### TASK TO CARRY OUT
Count how many lines hold the string "terrible". Answer with that number and nothing more.

Records from a dataset:

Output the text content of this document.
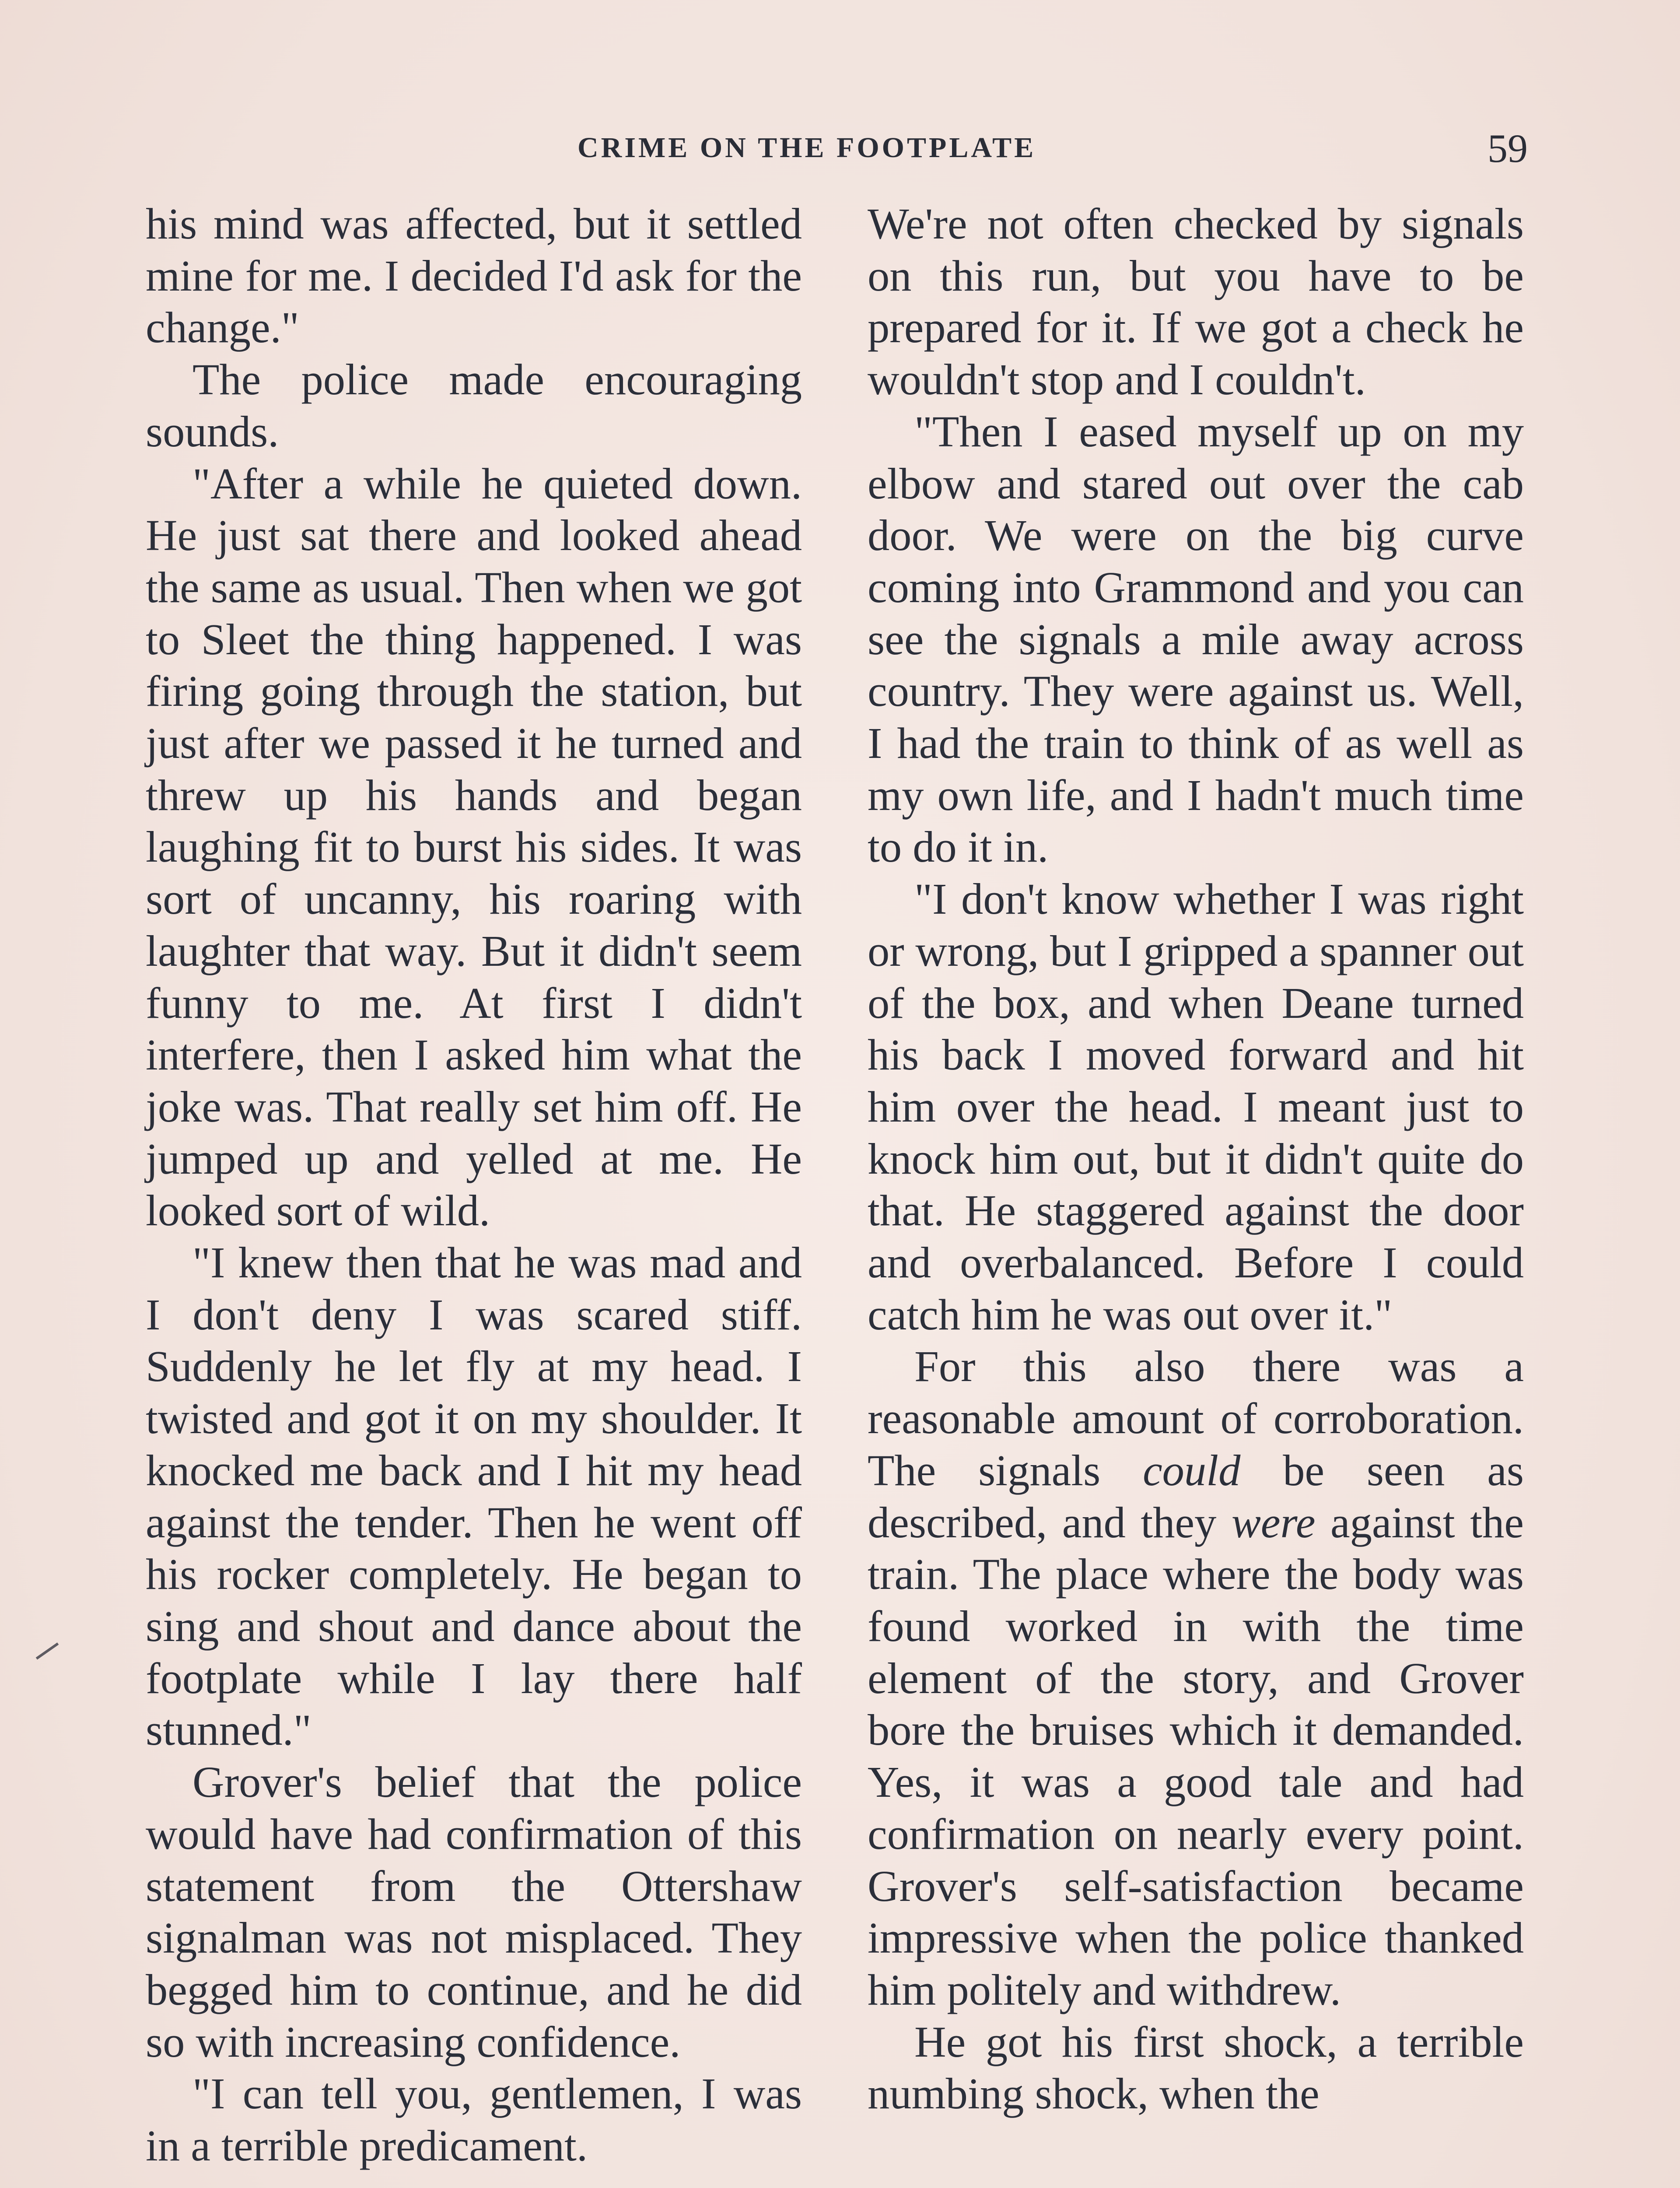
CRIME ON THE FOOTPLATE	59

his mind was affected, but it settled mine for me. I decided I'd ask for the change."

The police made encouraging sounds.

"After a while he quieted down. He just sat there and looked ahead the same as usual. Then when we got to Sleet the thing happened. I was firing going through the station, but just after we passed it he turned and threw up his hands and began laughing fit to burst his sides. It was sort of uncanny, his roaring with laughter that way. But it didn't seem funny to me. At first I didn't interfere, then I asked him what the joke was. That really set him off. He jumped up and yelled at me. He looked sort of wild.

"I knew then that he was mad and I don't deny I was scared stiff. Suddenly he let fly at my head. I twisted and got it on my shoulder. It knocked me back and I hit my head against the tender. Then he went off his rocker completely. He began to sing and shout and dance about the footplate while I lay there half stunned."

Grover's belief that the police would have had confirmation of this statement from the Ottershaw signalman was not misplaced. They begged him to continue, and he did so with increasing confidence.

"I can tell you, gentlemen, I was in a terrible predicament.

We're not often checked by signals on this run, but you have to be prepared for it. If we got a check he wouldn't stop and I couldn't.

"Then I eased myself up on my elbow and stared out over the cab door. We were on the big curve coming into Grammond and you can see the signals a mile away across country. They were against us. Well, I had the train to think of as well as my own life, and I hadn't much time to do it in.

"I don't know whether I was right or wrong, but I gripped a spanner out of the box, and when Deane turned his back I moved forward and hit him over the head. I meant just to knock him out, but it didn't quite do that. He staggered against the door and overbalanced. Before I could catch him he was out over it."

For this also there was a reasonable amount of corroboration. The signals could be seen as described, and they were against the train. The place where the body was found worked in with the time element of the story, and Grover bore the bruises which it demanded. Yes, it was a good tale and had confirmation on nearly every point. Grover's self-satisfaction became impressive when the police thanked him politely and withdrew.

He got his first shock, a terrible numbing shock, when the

...

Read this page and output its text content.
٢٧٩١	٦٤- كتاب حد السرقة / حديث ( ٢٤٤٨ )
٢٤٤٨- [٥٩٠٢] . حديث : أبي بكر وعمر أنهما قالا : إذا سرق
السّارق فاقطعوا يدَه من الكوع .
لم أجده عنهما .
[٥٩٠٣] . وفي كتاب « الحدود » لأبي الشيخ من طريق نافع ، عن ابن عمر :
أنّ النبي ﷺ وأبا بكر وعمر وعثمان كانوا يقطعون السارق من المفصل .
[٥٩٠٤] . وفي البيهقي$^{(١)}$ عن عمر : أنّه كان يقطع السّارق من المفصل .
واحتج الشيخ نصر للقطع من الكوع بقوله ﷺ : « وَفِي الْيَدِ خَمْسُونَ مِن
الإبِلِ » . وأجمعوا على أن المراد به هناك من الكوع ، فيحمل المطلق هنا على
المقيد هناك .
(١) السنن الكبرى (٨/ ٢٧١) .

...

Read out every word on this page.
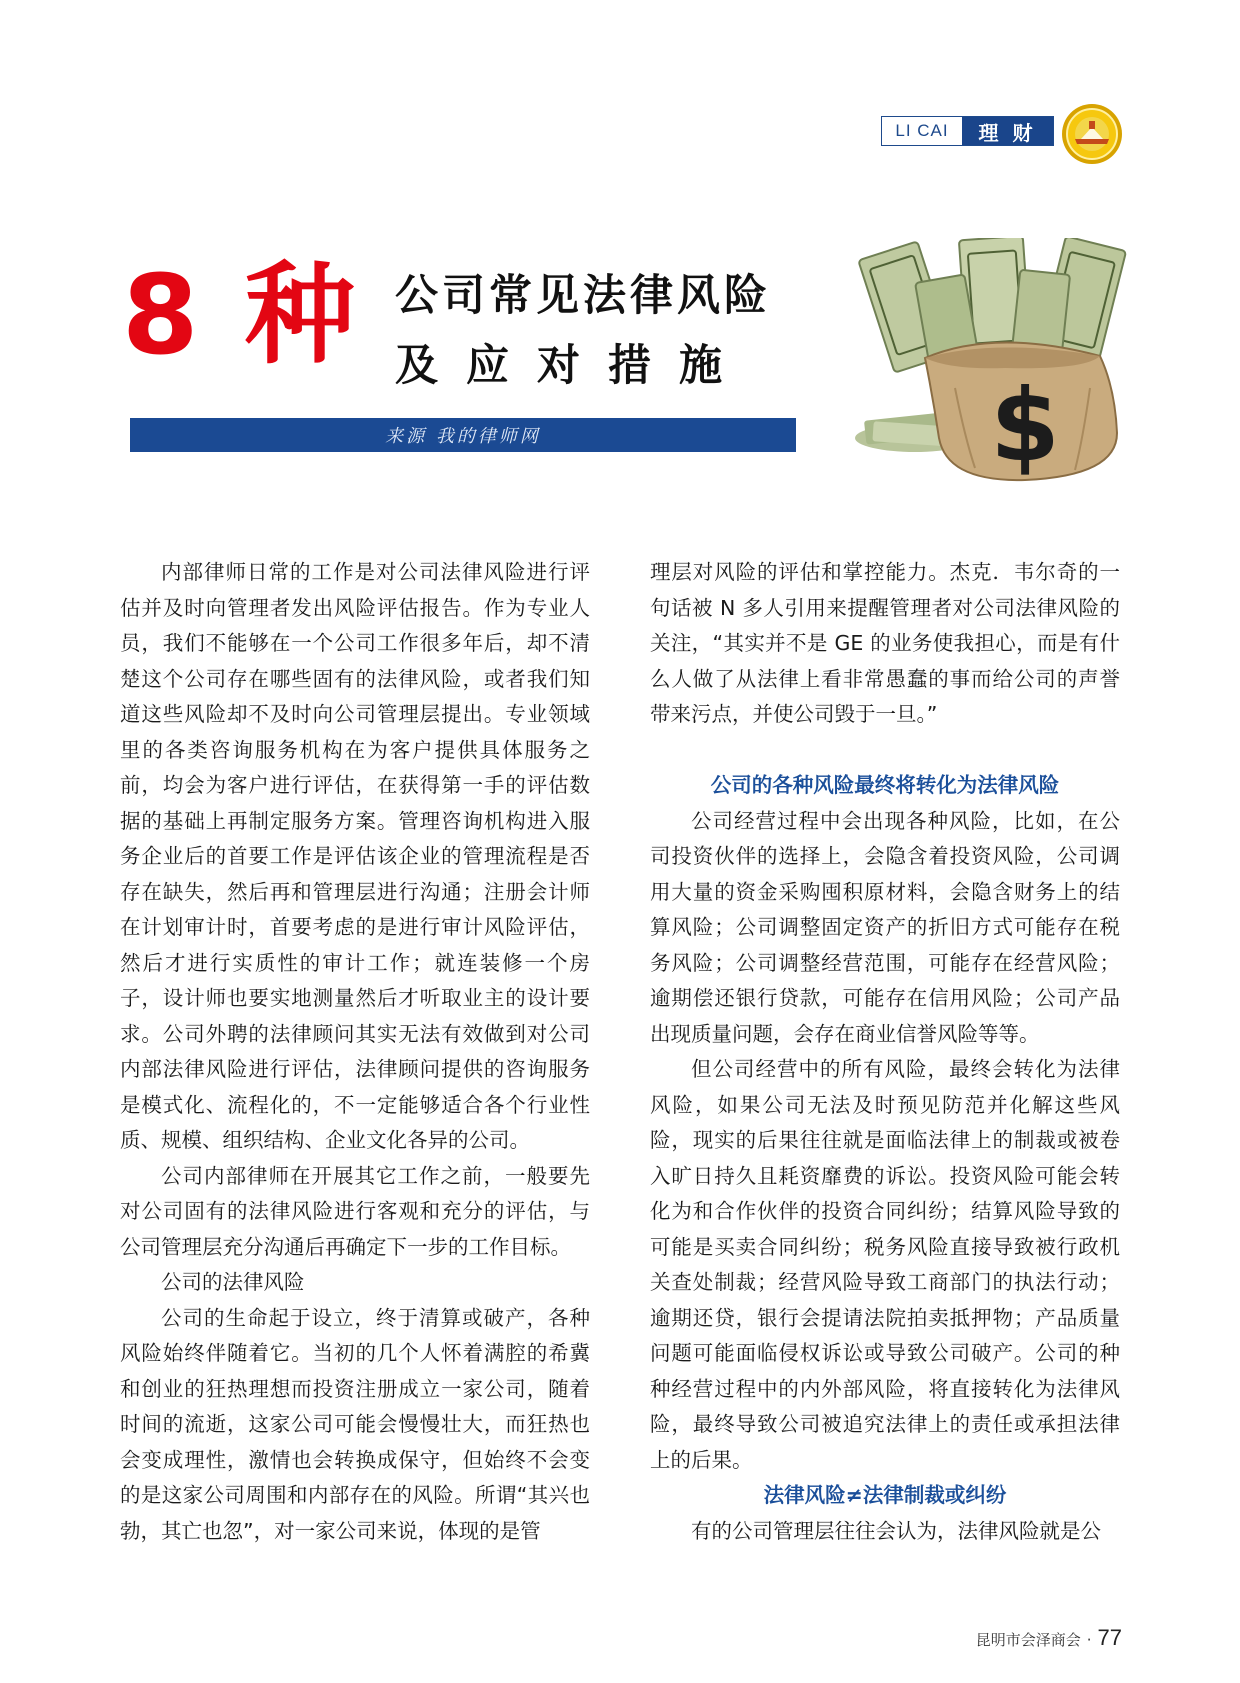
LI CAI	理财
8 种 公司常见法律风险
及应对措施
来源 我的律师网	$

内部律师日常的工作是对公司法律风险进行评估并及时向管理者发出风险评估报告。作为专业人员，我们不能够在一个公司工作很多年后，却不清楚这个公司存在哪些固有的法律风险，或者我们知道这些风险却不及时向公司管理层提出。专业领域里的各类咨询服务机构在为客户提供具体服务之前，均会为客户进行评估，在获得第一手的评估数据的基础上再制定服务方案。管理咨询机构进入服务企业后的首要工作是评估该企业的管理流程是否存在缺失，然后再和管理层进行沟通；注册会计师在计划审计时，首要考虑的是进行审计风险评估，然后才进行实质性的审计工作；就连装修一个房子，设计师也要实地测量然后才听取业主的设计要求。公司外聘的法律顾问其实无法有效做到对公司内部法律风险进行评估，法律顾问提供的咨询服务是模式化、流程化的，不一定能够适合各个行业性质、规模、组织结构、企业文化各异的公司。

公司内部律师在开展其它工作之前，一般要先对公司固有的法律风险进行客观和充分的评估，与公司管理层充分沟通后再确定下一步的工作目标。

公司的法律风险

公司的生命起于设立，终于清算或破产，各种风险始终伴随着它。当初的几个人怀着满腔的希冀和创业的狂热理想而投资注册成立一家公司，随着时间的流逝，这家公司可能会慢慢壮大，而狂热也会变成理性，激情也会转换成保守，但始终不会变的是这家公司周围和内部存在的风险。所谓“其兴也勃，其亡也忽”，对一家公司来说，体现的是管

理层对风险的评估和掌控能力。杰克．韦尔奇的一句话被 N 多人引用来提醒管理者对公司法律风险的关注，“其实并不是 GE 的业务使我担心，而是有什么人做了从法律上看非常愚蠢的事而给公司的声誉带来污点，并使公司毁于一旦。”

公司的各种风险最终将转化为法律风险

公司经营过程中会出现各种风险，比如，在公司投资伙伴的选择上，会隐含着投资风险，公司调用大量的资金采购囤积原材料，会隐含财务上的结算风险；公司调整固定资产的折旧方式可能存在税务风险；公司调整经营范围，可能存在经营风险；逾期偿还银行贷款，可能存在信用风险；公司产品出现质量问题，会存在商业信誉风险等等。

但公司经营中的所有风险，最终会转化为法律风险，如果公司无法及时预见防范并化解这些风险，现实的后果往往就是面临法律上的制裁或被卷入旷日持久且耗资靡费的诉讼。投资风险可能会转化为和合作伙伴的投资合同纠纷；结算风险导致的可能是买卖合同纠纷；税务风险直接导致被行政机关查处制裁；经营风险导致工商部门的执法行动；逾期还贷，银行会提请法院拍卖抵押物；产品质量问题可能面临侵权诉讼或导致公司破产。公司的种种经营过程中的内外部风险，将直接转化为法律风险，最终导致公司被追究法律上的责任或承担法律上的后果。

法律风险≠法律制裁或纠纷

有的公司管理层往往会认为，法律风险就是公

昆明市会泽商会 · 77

### TASK OUTPUT
2